Your objective: Every record should be written out exactly, please.

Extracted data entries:
------------------------
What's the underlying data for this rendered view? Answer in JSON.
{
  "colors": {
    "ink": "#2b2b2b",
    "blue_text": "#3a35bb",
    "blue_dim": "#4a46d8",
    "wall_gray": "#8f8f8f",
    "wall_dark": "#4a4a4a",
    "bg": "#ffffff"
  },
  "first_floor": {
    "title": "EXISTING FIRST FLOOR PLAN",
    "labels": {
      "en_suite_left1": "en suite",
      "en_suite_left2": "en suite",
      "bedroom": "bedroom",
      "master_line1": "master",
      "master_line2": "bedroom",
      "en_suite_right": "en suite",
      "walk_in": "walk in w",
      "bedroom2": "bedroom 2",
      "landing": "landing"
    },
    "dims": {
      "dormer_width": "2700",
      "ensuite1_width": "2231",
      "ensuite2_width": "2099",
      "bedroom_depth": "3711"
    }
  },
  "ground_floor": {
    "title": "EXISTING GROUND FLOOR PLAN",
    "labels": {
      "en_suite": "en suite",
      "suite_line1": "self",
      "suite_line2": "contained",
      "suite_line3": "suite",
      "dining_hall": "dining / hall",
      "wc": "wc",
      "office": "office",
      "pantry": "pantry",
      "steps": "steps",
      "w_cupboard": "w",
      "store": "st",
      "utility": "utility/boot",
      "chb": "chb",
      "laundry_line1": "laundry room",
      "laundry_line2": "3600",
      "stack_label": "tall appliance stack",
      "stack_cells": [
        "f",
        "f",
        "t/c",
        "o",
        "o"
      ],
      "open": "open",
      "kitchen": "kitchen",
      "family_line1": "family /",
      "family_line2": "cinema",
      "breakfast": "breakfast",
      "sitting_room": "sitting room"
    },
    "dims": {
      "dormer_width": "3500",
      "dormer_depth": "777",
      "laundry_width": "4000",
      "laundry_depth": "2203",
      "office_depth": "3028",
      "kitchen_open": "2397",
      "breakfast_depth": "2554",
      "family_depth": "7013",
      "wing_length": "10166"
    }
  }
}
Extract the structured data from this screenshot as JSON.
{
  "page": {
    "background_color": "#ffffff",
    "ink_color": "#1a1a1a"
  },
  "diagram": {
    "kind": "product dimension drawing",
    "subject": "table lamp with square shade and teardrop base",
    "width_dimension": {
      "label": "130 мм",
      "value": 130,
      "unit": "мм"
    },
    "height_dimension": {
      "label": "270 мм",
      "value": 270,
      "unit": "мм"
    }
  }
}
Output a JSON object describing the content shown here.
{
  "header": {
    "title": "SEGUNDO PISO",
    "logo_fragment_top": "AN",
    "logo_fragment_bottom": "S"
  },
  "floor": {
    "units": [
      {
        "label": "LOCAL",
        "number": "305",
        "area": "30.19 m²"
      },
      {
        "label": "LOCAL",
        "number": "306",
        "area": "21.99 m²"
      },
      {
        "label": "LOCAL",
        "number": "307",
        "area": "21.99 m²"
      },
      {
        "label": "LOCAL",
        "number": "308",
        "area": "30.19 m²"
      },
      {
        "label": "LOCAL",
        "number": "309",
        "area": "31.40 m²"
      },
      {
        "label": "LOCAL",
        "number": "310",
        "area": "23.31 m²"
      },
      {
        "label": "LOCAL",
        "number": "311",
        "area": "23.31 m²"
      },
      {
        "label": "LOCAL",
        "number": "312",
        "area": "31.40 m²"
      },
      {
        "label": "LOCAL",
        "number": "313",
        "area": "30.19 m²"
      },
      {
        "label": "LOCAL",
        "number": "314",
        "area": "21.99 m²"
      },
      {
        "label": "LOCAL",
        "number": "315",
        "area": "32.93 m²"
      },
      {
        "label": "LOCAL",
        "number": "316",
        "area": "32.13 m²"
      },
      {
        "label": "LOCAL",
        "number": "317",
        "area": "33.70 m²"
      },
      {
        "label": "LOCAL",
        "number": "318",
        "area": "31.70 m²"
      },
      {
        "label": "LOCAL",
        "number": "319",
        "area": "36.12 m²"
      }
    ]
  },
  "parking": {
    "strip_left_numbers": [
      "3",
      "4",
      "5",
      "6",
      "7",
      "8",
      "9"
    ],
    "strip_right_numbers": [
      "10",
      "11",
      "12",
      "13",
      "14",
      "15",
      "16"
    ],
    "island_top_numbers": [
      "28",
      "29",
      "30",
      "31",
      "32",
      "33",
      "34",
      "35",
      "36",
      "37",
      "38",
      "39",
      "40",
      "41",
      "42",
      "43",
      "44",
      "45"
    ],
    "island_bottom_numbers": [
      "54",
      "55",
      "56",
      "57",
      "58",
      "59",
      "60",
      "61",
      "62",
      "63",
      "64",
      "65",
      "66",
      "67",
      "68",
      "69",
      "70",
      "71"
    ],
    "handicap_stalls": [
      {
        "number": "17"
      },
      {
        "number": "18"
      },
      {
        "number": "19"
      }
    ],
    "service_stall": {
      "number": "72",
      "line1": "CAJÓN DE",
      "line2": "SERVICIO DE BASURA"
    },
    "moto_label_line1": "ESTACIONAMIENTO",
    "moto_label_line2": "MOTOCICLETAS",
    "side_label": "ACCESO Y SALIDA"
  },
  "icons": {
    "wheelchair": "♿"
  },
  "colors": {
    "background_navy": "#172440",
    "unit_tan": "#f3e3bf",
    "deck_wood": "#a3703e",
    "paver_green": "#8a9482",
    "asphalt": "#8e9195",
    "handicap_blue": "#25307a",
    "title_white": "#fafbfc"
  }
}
------------------------
Correct answer:
What's the underlying data for this rendered view? Answer in JSON.
{
  "colors": {
    "ink": "#2b2b2b",
    "blue_text": "#3a35bb",
    "blue_dim": "#4a46d8",
    "wall_gray": "#8f8f8f",
    "wall_dark": "#4a4a4a",
    "bg": "#ffffff"
  },
  "first_floor": {
    "title": "EXISTING FIRST FLOOR PLAN",
    "labels": {
      "en_suite_left1": "en suite",
      "en_suite_left2": "en suite",
      "bedroom": "bedroom",
      "master_line1": "master",
      "master_line2": "bedroom",
      "en_suite_right": "en suite",
      "walk_in": "walk in w",
      "bedroom2": "bedroom 2",
      "landing": "landing"
    },
    "dims": {
      "dormer_width": "2700",
      "ensuite1_width": "2231",
      "ensuite2_width": "2099",
      "bedroom_depth": "3711"
    }
  },
  "ground_floor": {
    "title": "EXISTING GROUND FLOOR PLAN",
    "labels": {
      "en_suite": "en suite",
      "suite_line1": "self",
      "suite_line2": "contained",
      "suite_line3": "suite",
      "dining_hall": "dining / hall",
      "wc": "wc",
      "office": "office",
      "pantry": "pantry",
      "steps": "steps",
      "w_cupboard": "w",
      "store": "st",
      "utility": "utility/boot",
      "chb": "chb",
      "laundry_line1": "laundry room",
      "laundry_line2": "3600",
      "stack_label": "tall appliance stack",
      "stack_cells": [
        "f",
        "f",
        "t/c",
        "o",
        "o"
      ],
      "open": "open",
      "kitchen": "kitchen",
      "family_line1": "family /",
      "family_line2": "cinema",
      "breakfast": "breakfast",
      "sitting_room": "sitting room"
    },
    "dims": {
      "dormer_width": "3500",
      "dormer_depth": "777",
      "laundry_width": "4000",
      "laundry_depth": "2203",
      "office_depth": "3028",
      "kitchen_open": "2397",
      "breakfast_depth": "2554",
      "family_depth": "7013",
      "wing_length": "10166"
    }
  }
}
Extract the structured data from this screenshot as JSON.
{
  "page": {
    "background_color": "#ffffff",
    "ink_color": "#1a1a1a"
  },
  "diagram": {
    "kind": "product dimension drawing",
    "subject": "table lamp with square shade and teardrop base",
    "width_dimension": {
      "label": "130 мм",
      "value": 130,
      "unit": "мм"
    },
    "height_dimension": {
      "label": "270 мм",
      "value": 270,
      "unit": "мм"
    }
  }
}
Output a JSON object describing the content shown here.
{
  "header": {
    "title": "SEGUNDO PISO",
    "logo_fragment_top": "AN",
    "logo_fragment_bottom": "S"
  },
  "floor": {
    "units": [
      {
        "label": "LOCAL",
        "number": "305",
        "area": "30.19 m²"
      },
      {
        "label": "LOCAL",
        "number": "306",
        "area": "21.99 m²"
      },
      {
        "label": "LOCAL",
        "number": "307",
        "area": "21.99 m²"
      },
      {
        "label": "LOCAL",
        "number": "308",
        "area": "30.19 m²"
      },
      {
        "label": "LOCAL",
        "number": "309",
        "area": "31.40 m²"
      },
      {
        "label": "LOCAL",
        "number": "310",
        "area": "23.31 m²"
      },
      {
        "label": "LOCAL",
        "number": "311",
        "area": "23.31 m²"
      },
      {
        "label": "LOCAL",
        "number": "312",
        "area": "31.40 m²"
      },
      {
        "label": "LOCAL",
        "number": "313",
        "area": "30.19 m²"
      },
      {
        "label": "LOCAL",
        "number": "314",
        "area": "21.99 m²"
      },
      {
        "label": "LOCAL",
        "number": "315",
        "area": "32.93 m²"
      },
      {
        "label": "LOCAL",
        "number": "316",
        "area": "32.13 m²"
      },
      {
        "label": "LOCAL",
        "number": "317",
        "area": "33.70 m²"
      },
      {
        "label": "LOCAL",
        "number": "318",
        "area": "31.70 m²"
      },
      {
        "label": "LOCAL",
        "number": "319",
        "area": "36.12 m²"
      }
    ]
  },
  "parking": {
    "strip_left_numbers": [
      "3",
      "4",
      "5",
      "6",
      "7",
      "8",
      "9"
    ],
    "strip_right_numbers": [
      "10",
      "11",
      "12",
      "13",
      "14",
      "15",
      "16"
    ],
    "island_top_numbers": [
      "28",
      "29",
      "30",
      "31",
      "32",
      "33",
      "34",
      "35",
      "36",
      "37",
      "38",
      "39",
      "40",
      "41",
      "42",
      "43",
      "44",
      "45"
    ],
    "island_bottom_numbers": [
      "54",
      "55",
      "56",
      "57",
      "58",
      "59",
      "60",
      "61",
      "62",
      "63",
      "64",
      "65",
      "66",
      "67",
      "68",
      "69",
      "70",
      "71"
    ],
    "handicap_stalls": [
      {
        "number": "17"
      },
      {
        "number": "18"
      },
      {
        "number": "19"
      }
    ],
    "service_stall": {
      "number": "72",
      "line1": "CAJÓN DE",
      "line2": "SERVICIO DE BASURA"
    },
    "moto_label_line1": "ESTACIONAMIENTO",
    "moto_label_line2": "MOTOCICLETAS",
    "side_label": "ACCESO Y SALIDA"
  },
  "icons": {
    "wheelchair": "♿"
  },
  "colors": {
    "background_navy": "#172440",
    "unit_tan": "#f3e3bf",
    "deck_wood": "#a3703e",
    "paver_green": "#8a9482",
    "asphalt": "#8e9195",
    "handicap_blue": "#25307a",
    "title_white": "#fafbfc"
  }
}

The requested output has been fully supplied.